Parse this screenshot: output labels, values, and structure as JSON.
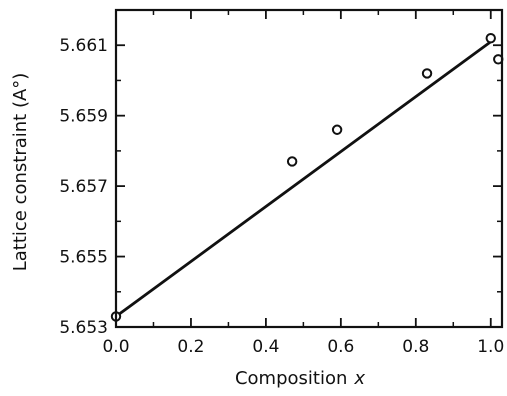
{
  "chart_data": {
    "type": "scatter",
    "title": "",
    "xlabel": "Composition",
    "xlabel_var": "x",
    "ylabel": "Lattice constraint (A°)",
    "xlim": [
      0.0,
      1.03
    ],
    "ylim": [
      5.653,
      5.662
    ],
    "x_ticks": [
      0.0,
      0.2,
      0.4,
      0.6,
      0.8,
      1.0
    ],
    "x_tick_labels": [
      "0.0",
      "0.2",
      "0.4",
      "0.6",
      "0.8",
      "1.0"
    ],
    "y_ticks": [
      5.653,
      5.655,
      5.657,
      5.659,
      5.661
    ],
    "y_tick_labels": [
      "5.653",
      "5.655",
      "5.657",
      "5.659",
      "5.661"
    ],
    "grid": false,
    "series": [
      {
        "kind": "points",
        "marker": "open-circle",
        "x": [
          0.0,
          0.47,
          0.59,
          0.83,
          1.0,
          1.02
        ],
        "y": [
          5.6533,
          5.6577,
          5.6586,
          5.6602,
          5.6612,
          5.6606
        ]
      },
      {
        "kind": "fit-line",
        "x": [
          0.0,
          1.0
        ],
        "y": [
          5.6533,
          5.6611
        ]
      }
    ],
    "colors": {
      "ink": "#111111",
      "background": "#ffffff"
    }
  }
}
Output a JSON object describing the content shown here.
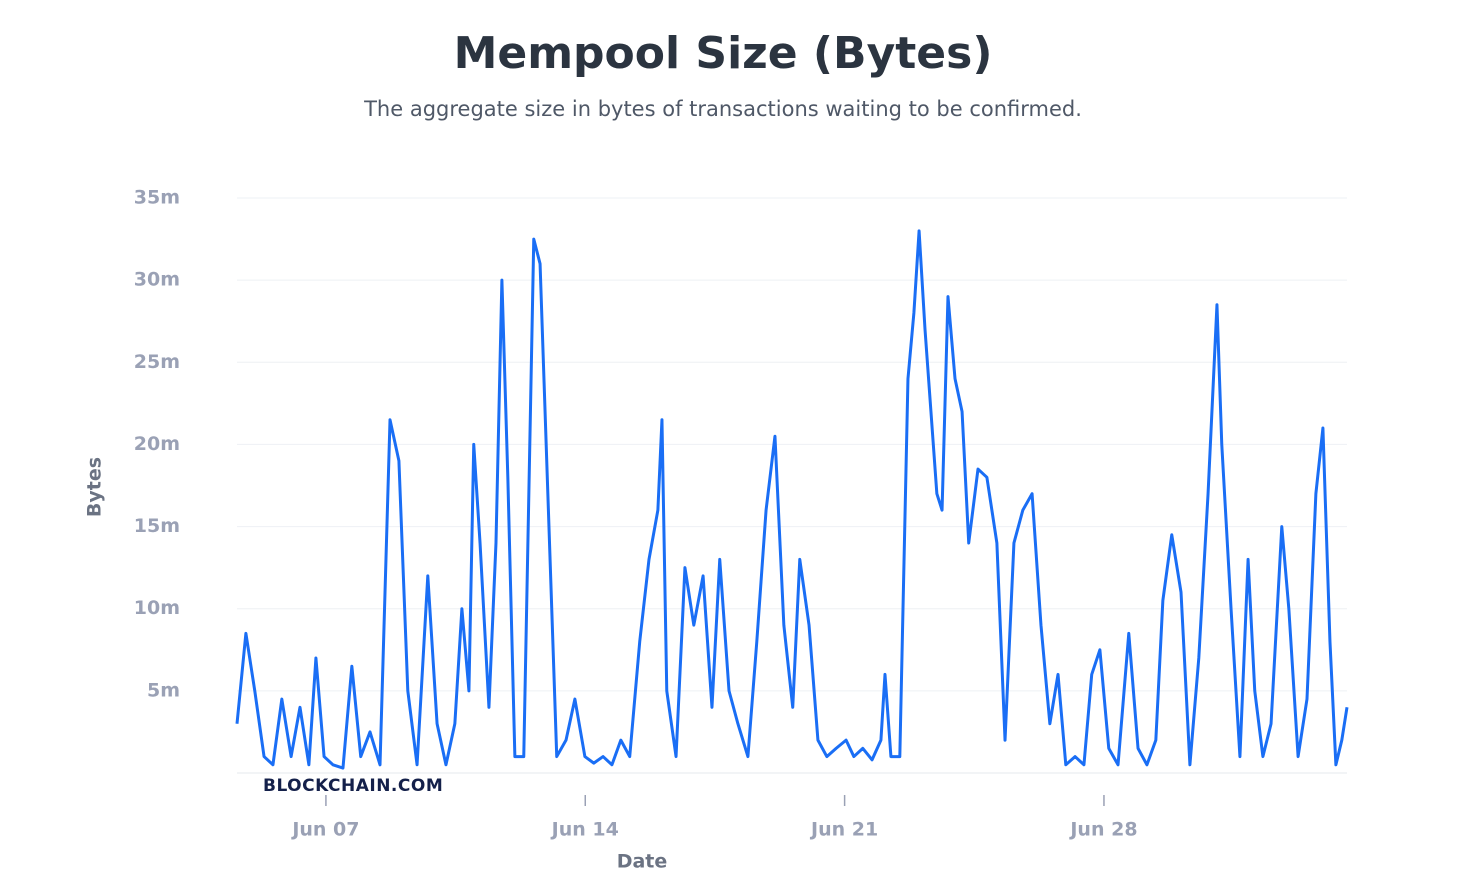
{
  "chart_data": {
    "type": "line",
    "title": "Mempool Size (Bytes)",
    "subtitle": "The aggregate size in bytes of transactions waiting to be confirmed.",
    "x_label": "Date",
    "y_label": "Bytes",
    "watermark": "BLOCKCHAIN.COM",
    "xlim": [
      4.6,
      34.56
    ],
    "xticks": [
      {
        "value": 7,
        "label": "Jun 07"
      },
      {
        "value": 14,
        "label": "Jun 14"
      },
      {
        "value": 21,
        "label": "Jun 21"
      },
      {
        "value": 28,
        "label": "Jun 28"
      }
    ],
    "ylim": [
      0,
      35000000
    ],
    "yticks": [
      {
        "value": 5000000,
        "label": "5m"
      },
      {
        "value": 10000000,
        "label": "10m"
      },
      {
        "value": 15000000,
        "label": "15m"
      },
      {
        "value": 20000000,
        "label": "20m"
      },
      {
        "value": 25000000,
        "label": "25m"
      },
      {
        "value": 30000000,
        "label": "30m"
      },
      {
        "value": 35000000,
        "label": "35m"
      }
    ],
    "grid": true,
    "x": [
      4.6,
      4.84,
      5.08,
      5.33,
      5.57,
      5.81,
      6.06,
      6.3,
      6.54,
      6.73,
      6.95,
      7.19,
      7.46,
      7.7,
      7.94,
      8.19,
      8.46,
      8.73,
      8.97,
      9.21,
      9.46,
      9.75,
      10.0,
      10.24,
      10.48,
      10.67,
      10.86,
      10.99,
      11.16,
      11.4,
      11.59,
      11.75,
      11.91,
      12.1,
      12.34,
      12.61,
      12.78,
      13.02,
      13.23,
      13.48,
      13.72,
      13.99,
      14.23,
      14.48,
      14.72,
      14.96,
      15.2,
      15.47,
      15.72,
      15.96,
      16.07,
      16.2,
      16.45,
      16.69,
      16.93,
      17.18,
      17.42,
      17.63,
      17.88,
      18.12,
      18.39,
      18.63,
      18.88,
      19.12,
      19.36,
      19.6,
      19.79,
      20.04,
      20.28,
      20.52,
      20.77,
      21.04,
      21.25,
      21.49,
      21.74,
      21.98,
      22.09,
      22.25,
      22.49,
      22.71,
      22.87,
      23.01,
      23.17,
      23.33,
      23.49,
      23.63,
      23.79,
      23.98,
      24.17,
      24.35,
      24.6,
      24.84,
      25.11,
      25.33,
      25.57,
      25.81,
      26.06,
      26.3,
      26.54,
      26.76,
      26.97,
      27.22,
      27.46,
      27.67,
      27.89,
      28.13,
      28.38,
      28.67,
      28.92,
      29.16,
      29.4,
      29.59,
      29.83,
      30.08,
      30.32,
      30.56,
      30.81,
      31.05,
      31.18,
      31.43,
      31.67,
      31.89,
      32.07,
      32.29,
      32.51,
      32.8,
      32.99,
      33.24,
      33.48,
      33.72,
      33.91,
      34.1,
      34.26,
      34.42,
      34.56
    ],
    "series": [
      {
        "name": "Bytes",
        "color": "#1a6ef5",
        "values": [
          3000000.0,
          8500000.0,
          5000000.0,
          1000000.0,
          500000.0,
          4500000.0,
          1000000.0,
          4000000.0,
          500000.0,
          7000000.0,
          1000000.0,
          500000.0,
          300000.0,
          6500000.0,
          1000000.0,
          2500000.0,
          500000.0,
          21500000.0,
          19000000.0,
          5000000.0,
          500000.0,
          12000000.0,
          3000000.0,
          500000.0,
          3000000.0,
          10000000.0,
          5000000.0,
          20000000.0,
          14000000.0,
          4000000.0,
          14000000.0,
          30000000.0,
          18000000.0,
          1000000.0,
          1000000.0,
          32500000.0,
          31000000.0,
          15000000.0,
          1000000.0,
          2000000.0,
          4500000.0,
          1000000.0,
          600000.0,
          1000000.0,
          500000.0,
          2000000.0,
          1000000.0,
          8000000.0,
          13000000.0,
          16000000.0,
          21500000.0,
          5000000.0,
          1000000.0,
          12500000.0,
          9000000.0,
          12000000.0,
          4000000.0,
          13000000.0,
          5000000.0,
          3000000.0,
          1000000.0,
          8000000.0,
          16000000.0,
          20500000.0,
          9000000.0,
          4000000.0,
          13000000.0,
          9000000.0,
          2000000.0,
          1000000.0,
          1500000.0,
          2000000.0,
          1000000.0,
          1500000.0,
          800000.0,
          2000000.0,
          6000000.0,
          1000000.0,
          1000000.0,
          24000000.0,
          28000000.0,
          33000000.0,
          27000000.0,
          22000000.0,
          17000000.0,
          16000000.0,
          29000000.0,
          24000000.0,
          22000000.0,
          14000000.0,
          18500000.0,
          18000000.0,
          14000000.0,
          2000000.0,
          14000000.0,
          16000000.0,
          17000000.0,
          9000000.0,
          3000000.0,
          6000000.0,
          500000.0,
          1000000.0,
          500000.0,
          6000000.0,
          7500000.0,
          1500000.0,
          500000.0,
          8500000.0,
          1500000.0,
          500000.0,
          2000000.0,
          10500000.0,
          14500000.0,
          11000000.0,
          500000.0,
          7000000.0,
          17000000.0,
          28500000.0,
          20000000.0,
          10000000.0,
          1000000.0,
          13000000.0,
          5000000.0,
          1000000.0,
          3000000.0,
          15000000.0,
          10000000.0,
          1000000.0,
          4500000.0,
          17000000.0,
          21000000.0,
          8000000.0,
          500000.0,
          2000000.0,
          4000000.0
        ]
      }
    ]
  }
}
◇ ◇ ◇ ◇ ◇ ◇ ◇
WHAT YOU SHOULD DO =
Copy out the entries verbatim and leave the images out.

EXERCISE ANSWER =
Parse this screenshot: output labels, values, and structure as JSON.
{
  "chart_data": {
    "type": "scatter",
    "title": "",
    "xlabel": "Composition",
    "xlabel_var": "x",
    "ylabel": "Lattice constraint (A°)",
    "xlim": [
      0.0,
      1.03
    ],
    "ylim": [
      5.653,
      5.662
    ],
    "x_ticks": [
      0.0,
      0.2,
      0.4,
      0.6,
      0.8,
      1.0
    ],
    "x_tick_labels": [
      "0.0",
      "0.2",
      "0.4",
      "0.6",
      "0.8",
      "1.0"
    ],
    "y_ticks": [
      5.653,
      5.655,
      5.657,
      5.659,
      5.661
    ],
    "y_tick_labels": [
      "5.653",
      "5.655",
      "5.657",
      "5.659",
      "5.661"
    ],
    "grid": false,
    "series": [
      {
        "kind": "points",
        "marker": "open-circle",
        "x": [
          0.0,
          0.47,
          0.59,
          0.83,
          1.0,
          1.02
        ],
        "y": [
          5.6533,
          5.6577,
          5.6586,
          5.6602,
          5.6612,
          5.6606
        ]
      },
      {
        "kind": "fit-line",
        "x": [
          0.0,
          1.0
        ],
        "y": [
          5.6533,
          5.6611
        ]
      }
    ],
    "colors": {
      "ink": "#111111",
      "background": "#ffffff"
    }
  }
}
Output a JSON object describing the content shown here.
{
  "chart_data": {
    "type": "line",
    "title": "Mempool Size (Bytes)",
    "subtitle": "The aggregate size in bytes of transactions waiting to be confirmed.",
    "x_label": "Date",
    "y_label": "Bytes",
    "watermark": "BLOCKCHAIN.COM",
    "xlim": [
      4.6,
      34.56
    ],
    "xticks": [
      {
        "value": 7,
        "label": "Jun 07"
      },
      {
        "value": 14,
        "label": "Jun 14"
      },
      {
        "value": 21,
        "label": "Jun 21"
      },
      {
        "value": 28,
        "label": "Jun 28"
      }
    ],
    "ylim": [
      0,
      35000000
    ],
    "yticks": [
      {
        "value": 5000000,
        "label": "5m"
      },
      {
        "value": 10000000,
        "label": "10m"
      },
      {
        "value": 15000000,
        "label": "15m"
      },
      {
        "value": 20000000,
        "label": "20m"
      },
      {
        "value": 25000000,
        "label": "25m"
      },
      {
        "value": 30000000,
        "label": "30m"
      },
      {
        "value": 35000000,
        "label": "35m"
      }
    ],
    "grid": true,
    "x": [
      4.6,
      4.84,
      5.08,
      5.33,
      5.57,
      5.81,
      6.06,
      6.3,
      6.54,
      6.73,
      6.95,
      7.19,
      7.46,
      7.7,
      7.94,
      8.19,
      8.46,
      8.73,
      8.97,
      9.21,
      9.46,
      9.75,
      10.0,
      10.24,
      10.48,
      10.67,
      10.86,
      10.99,
      11.16,
      11.4,
      11.59,
      11.75,
      11.91,
      12.1,
      12.34,
      12.61,
      12.78,
      13.02,
      13.23,
      13.48,
      13.72,
      13.99,
      14.23,
      14.48,
      14.72,
      14.96,
      15.2,
      15.47,
      15.72,
      15.96,
      16.07,
      16.2,
      16.45,
      16.69,
      16.93,
      17.18,
      17.42,
      17.63,
      17.88,
      18.12,
      18.39,
      18.63,
      18.88,
      19.12,
      19.36,
      19.6,
      19.79,
      20.04,
      20.28,
      20.52,
      20.77,
      21.04,
      21.25,
      21.49,
      21.74,
      21.98,
      22.09,
      22.25,
      22.49,
      22.71,
      22.87,
      23.01,
      23.17,
      23.33,
      23.49,
      23.63,
      23.79,
      23.98,
      24.17,
      24.35,
      24.6,
      24.84,
      25.11,
      25.33,
      25.57,
      25.81,
      26.06,
      26.3,
      26.54,
      26.76,
      26.97,
      27.22,
      27.46,
      27.67,
      27.89,
      28.13,
      28.38,
      28.67,
      28.92,
      29.16,
      29.4,
      29.59,
      29.83,
      30.08,
      30.32,
      30.56,
      30.81,
      31.05,
      31.18,
      31.43,
      31.67,
      31.89,
      32.07,
      32.29,
      32.51,
      32.8,
      32.99,
      33.24,
      33.48,
      33.72,
      33.91,
      34.1,
      34.26,
      34.42,
      34.56
    ],
    "series": [
      {
        "name": "Bytes",
        "color": "#1a6ef5",
        "values": [
          3000000.0,
          8500000.0,
          5000000.0,
          1000000.0,
          500000.0,
          4500000.0,
          1000000.0,
          4000000.0,
          500000.0,
          7000000.0,
          1000000.0,
          500000.0,
          300000.0,
          6500000.0,
          1000000.0,
          2500000.0,
          500000.0,
          21500000.0,
          19000000.0,
          5000000.0,
          500000.0,
          12000000.0,
          3000000.0,
          500000.0,
          3000000.0,
          10000000.0,
          5000000.0,
          20000000.0,
          14000000.0,
          4000000.0,
          14000000.0,
          30000000.0,
          18000000.0,
          1000000.0,
          1000000.0,
          32500000.0,
          31000000.0,
          15000000.0,
          1000000.0,
          2000000.0,
          4500000.0,
          1000000.0,
          600000.0,
          1000000.0,
          500000.0,
          2000000.0,
          1000000.0,
          8000000.0,
          13000000.0,
          16000000.0,
          21500000.0,
          5000000.0,
          1000000.0,
          12500000.0,
          9000000.0,
          12000000.0,
          4000000.0,
          13000000.0,
          5000000.0,
          3000000.0,
          1000000.0,
          8000000.0,
          16000000.0,
          20500000.0,
          9000000.0,
          4000000.0,
          13000000.0,
          9000000.0,
          2000000.0,
          1000000.0,
          1500000.0,
          2000000.0,
          1000000.0,
          1500000.0,
          800000.0,
          2000000.0,
          6000000.0,
          1000000.0,
          1000000.0,
          24000000.0,
          28000000.0,
          33000000.0,
          27000000.0,
          22000000.0,
          17000000.0,
          16000000.0,
          29000000.0,
          24000000.0,
          22000000.0,
          14000000.0,
          18500000.0,
          18000000.0,
          14000000.0,
          2000000.0,
          14000000.0,
          16000000.0,
          17000000.0,
          9000000.0,
          3000000.0,
          6000000.0,
          500000.0,
          1000000.0,
          500000.0,
          6000000.0,
          7500000.0,
          1500000.0,
          500000.0,
          8500000.0,
          1500000.0,
          500000.0,
          2000000.0,
          10500000.0,
          14500000.0,
          11000000.0,
          500000.0,
          7000000.0,
          17000000.0,
          28500000.0,
          20000000.0,
          10000000.0,
          1000000.0,
          13000000.0,
          5000000.0,
          1000000.0,
          3000000.0,
          15000000.0,
          10000000.0,
          1000000.0,
          4500000.0,
          17000000.0,
          21000000.0,
          8000000.0,
          500000.0,
          2000000.0,
          4000000.0
        ]
      }
    ]
  }
}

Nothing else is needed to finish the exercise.